▸ GOAL:
Each record must be retyped in full. No character may differ.

(Figure data in JSON)
* * * *
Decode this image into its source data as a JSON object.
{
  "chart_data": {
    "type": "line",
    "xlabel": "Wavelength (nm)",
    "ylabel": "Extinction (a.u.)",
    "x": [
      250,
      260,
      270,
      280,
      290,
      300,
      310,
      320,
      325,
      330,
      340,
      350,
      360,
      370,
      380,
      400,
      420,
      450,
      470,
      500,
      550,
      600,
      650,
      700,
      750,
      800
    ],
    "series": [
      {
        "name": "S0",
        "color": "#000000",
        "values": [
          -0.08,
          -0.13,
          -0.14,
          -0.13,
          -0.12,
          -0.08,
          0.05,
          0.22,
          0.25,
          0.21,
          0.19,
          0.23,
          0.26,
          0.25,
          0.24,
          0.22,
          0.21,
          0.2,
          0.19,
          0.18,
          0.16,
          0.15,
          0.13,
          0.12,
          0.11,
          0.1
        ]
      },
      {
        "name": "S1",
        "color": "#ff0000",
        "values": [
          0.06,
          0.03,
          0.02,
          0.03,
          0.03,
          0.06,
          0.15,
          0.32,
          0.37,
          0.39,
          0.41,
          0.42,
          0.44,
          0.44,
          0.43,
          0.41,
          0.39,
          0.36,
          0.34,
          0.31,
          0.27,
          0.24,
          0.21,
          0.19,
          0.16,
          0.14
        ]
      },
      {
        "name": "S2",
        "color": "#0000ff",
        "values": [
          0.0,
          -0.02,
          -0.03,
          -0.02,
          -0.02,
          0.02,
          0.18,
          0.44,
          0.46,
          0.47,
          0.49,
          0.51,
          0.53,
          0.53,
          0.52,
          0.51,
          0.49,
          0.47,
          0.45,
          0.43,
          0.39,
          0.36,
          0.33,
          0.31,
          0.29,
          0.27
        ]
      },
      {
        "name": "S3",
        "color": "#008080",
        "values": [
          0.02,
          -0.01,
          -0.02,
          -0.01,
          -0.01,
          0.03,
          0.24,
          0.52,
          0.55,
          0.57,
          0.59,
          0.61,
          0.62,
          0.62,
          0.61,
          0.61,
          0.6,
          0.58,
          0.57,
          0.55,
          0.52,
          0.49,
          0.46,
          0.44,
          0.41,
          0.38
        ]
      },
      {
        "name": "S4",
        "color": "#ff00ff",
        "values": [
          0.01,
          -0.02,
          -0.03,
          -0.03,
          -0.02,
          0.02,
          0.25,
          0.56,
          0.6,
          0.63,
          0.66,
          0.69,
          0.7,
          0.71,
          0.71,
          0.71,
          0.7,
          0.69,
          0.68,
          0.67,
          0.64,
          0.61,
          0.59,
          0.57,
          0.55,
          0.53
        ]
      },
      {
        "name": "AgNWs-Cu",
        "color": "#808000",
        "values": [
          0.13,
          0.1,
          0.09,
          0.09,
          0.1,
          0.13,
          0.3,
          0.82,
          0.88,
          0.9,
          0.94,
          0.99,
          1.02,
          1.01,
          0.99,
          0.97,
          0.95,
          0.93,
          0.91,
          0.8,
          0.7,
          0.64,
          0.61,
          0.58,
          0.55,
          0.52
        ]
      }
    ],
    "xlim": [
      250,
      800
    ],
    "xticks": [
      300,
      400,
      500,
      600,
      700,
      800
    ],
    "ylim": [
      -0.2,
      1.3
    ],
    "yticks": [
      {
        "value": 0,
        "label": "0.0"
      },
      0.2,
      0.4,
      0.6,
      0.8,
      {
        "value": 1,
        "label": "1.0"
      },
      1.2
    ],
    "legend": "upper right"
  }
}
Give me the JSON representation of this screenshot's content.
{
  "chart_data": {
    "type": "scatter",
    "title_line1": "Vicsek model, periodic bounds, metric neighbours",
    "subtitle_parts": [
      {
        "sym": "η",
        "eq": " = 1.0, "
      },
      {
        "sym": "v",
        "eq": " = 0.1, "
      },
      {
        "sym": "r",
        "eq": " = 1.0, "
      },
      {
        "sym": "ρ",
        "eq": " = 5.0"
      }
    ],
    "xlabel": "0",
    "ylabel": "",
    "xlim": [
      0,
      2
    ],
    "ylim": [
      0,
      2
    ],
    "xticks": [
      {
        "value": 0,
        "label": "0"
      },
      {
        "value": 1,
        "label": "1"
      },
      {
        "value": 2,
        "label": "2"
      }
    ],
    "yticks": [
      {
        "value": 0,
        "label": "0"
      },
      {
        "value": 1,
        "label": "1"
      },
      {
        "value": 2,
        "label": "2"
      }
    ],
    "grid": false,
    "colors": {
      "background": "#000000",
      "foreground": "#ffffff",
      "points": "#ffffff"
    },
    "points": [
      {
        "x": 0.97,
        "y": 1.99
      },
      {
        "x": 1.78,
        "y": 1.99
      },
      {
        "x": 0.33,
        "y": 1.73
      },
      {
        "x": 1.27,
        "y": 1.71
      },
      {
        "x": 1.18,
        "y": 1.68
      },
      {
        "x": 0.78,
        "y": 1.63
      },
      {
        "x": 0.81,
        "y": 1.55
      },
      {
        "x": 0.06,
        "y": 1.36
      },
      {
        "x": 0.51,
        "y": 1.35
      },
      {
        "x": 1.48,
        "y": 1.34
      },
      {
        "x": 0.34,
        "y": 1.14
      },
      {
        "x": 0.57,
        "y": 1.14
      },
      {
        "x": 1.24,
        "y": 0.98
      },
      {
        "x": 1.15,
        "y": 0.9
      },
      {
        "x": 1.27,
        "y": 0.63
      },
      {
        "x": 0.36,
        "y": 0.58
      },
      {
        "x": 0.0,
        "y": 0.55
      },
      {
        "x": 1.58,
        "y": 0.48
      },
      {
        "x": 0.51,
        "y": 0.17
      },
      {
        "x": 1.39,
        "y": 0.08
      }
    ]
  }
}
* * * *
▸ TASK SOLUTION:
Decode this image into its source data as a JSON object.
{
  "chart_data": {
    "type": "line",
    "xlabel": "Wavelength (nm)",
    "ylabel": "Extinction (a.u.)",
    "x": [
      250,
      260,
      270,
      280,
      290,
      300,
      310,
      320,
      325,
      330,
      340,
      350,
      360,
      370,
      380,
      400,
      420,
      450,
      470,
      500,
      550,
      600,
      650,
      700,
      750,
      800
    ],
    "series": [
      {
        "name": "S0",
        "color": "#000000",
        "values": [
          -0.08,
          -0.13,
          -0.14,
          -0.13,
          -0.12,
          -0.08,
          0.05,
          0.22,
          0.25,
          0.21,
          0.19,
          0.23,
          0.26,
          0.25,
          0.24,
          0.22,
          0.21,
          0.2,
          0.19,
          0.18,
          0.16,
          0.15,
          0.13,
          0.12,
          0.11,
          0.1
        ]
      },
      {
        "name": "S1",
        "color": "#ff0000",
        "values": [
          0.06,
          0.03,
          0.02,
          0.03,
          0.03,
          0.06,
          0.15,
          0.32,
          0.37,
          0.39,
          0.41,
          0.42,
          0.44,
          0.44,
          0.43,
          0.41,
          0.39,
          0.36,
          0.34,
          0.31,
          0.27,
          0.24,
          0.21,
          0.19,
          0.16,
          0.14
        ]
      },
      {
        "name": "S2",
        "color": "#0000ff",
        "values": [
          0.0,
          -0.02,
          -0.03,
          -0.02,
          -0.02,
          0.02,
          0.18,
          0.44,
          0.46,
          0.47,
          0.49,
          0.51,
          0.53,
          0.53,
          0.52,
          0.51,
          0.49,
          0.47,
          0.45,
          0.43,
          0.39,
          0.36,
          0.33,
          0.31,
          0.29,
          0.27
        ]
      },
      {
        "name": "S3",
        "color": "#008080",
        "values": [
          0.02,
          -0.01,
          -0.02,
          -0.01,
          -0.01,
          0.03,
          0.24,
          0.52,
          0.55,
          0.57,
          0.59,
          0.61,
          0.62,
          0.62,
          0.61,
          0.61,
          0.6,
          0.58,
          0.57,
          0.55,
          0.52,
          0.49,
          0.46,
          0.44,
          0.41,
          0.38
        ]
      },
      {
        "name": "S4",
        "color": "#ff00ff",
        "values": [
          0.01,
          -0.02,
          -0.03,
          -0.03,
          -0.02,
          0.02,
          0.25,
          0.56,
          0.6,
          0.63,
          0.66,
          0.69,
          0.7,
          0.71,
          0.71,
          0.71,
          0.7,
          0.69,
          0.68,
          0.67,
          0.64,
          0.61,
          0.59,
          0.57,
          0.55,
          0.53
        ]
      },
      {
        "name": "AgNWs-Cu",
        "color": "#808000",
        "values": [
          0.13,
          0.1,
          0.09,
          0.09,
          0.1,
          0.13,
          0.3,
          0.82,
          0.88,
          0.9,
          0.94,
          0.99,
          1.02,
          1.01,
          0.99,
          0.97,
          0.95,
          0.93,
          0.91,
          0.8,
          0.7,
          0.64,
          0.61,
          0.58,
          0.55,
          0.52
        ]
      }
    ],
    "xlim": [
      250,
      800
    ],
    "xticks": [
      300,
      400,
      500,
      600,
      700,
      800
    ],
    "ylim": [
      -0.2,
      1.3
    ],
    "yticks": [
      {
        "value": 0,
        "label": "0.0"
      },
      0.2,
      0.4,
      0.6,
      0.8,
      {
        "value": 1,
        "label": "1.0"
      },
      1.2
    ],
    "legend": "upper right"
  }
}
Give me the JSON representation of this screenshot's content.
{
  "chart_data": {
    "type": "scatter",
    "title_line1": "Vicsek model, periodic bounds, metric neighbours",
    "subtitle_parts": [
      {
        "sym": "η",
        "eq": " = 1.0, "
      },
      {
        "sym": "v",
        "eq": " = 0.1, "
      },
      {
        "sym": "r",
        "eq": " = 1.0, "
      },
      {
        "sym": "ρ",
        "eq": " = 5.0"
      }
    ],
    "xlabel": "0",
    "ylabel": "",
    "xlim": [
      0,
      2
    ],
    "ylim": [
      0,
      2
    ],
    "xticks": [
      {
        "value": 0,
        "label": "0"
      },
      {
        "value": 1,
        "label": "1"
      },
      {
        "value": 2,
        "label": "2"
      }
    ],
    "yticks": [
      {
        "value": 0,
        "label": "0"
      },
      {
        "value": 1,
        "label": "1"
      },
      {
        "value": 2,
        "label": "2"
      }
    ],
    "grid": false,
    "colors": {
      "background": "#000000",
      "foreground": "#ffffff",
      "points": "#ffffff"
    },
    "points": [
      {
        "x": 0.97,
        "y": 1.99
      },
      {
        "x": 1.78,
        "y": 1.99
      },
      {
        "x": 0.33,
        "y": 1.73
      },
      {
        "x": 1.27,
        "y": 1.71
      },
      {
        "x": 1.18,
        "y": 1.68
      },
      {
        "x": 0.78,
        "y": 1.63
      },
      {
        "x": 0.81,
        "y": 1.55
      },
      {
        "x": 0.06,
        "y": 1.36
      },
      {
        "x": 0.51,
        "y": 1.35
      },
      {
        "x": 1.48,
        "y": 1.34
      },
      {
        "x": 0.34,
        "y": 1.14
      },
      {
        "x": 0.57,
        "y": 1.14
      },
      {
        "x": 1.24,
        "y": 0.98
      },
      {
        "x": 1.15,
        "y": 0.9
      },
      {
        "x": 1.27,
        "y": 0.63
      },
      {
        "x": 0.36,
        "y": 0.58
      },
      {
        "x": 0.0,
        "y": 0.55
      },
      {
        "x": 1.58,
        "y": 0.48
      },
      {
        "x": 0.51,
        "y": 0.17
      },
      {
        "x": 1.39,
        "y": 0.08
      }
    ]
  }
}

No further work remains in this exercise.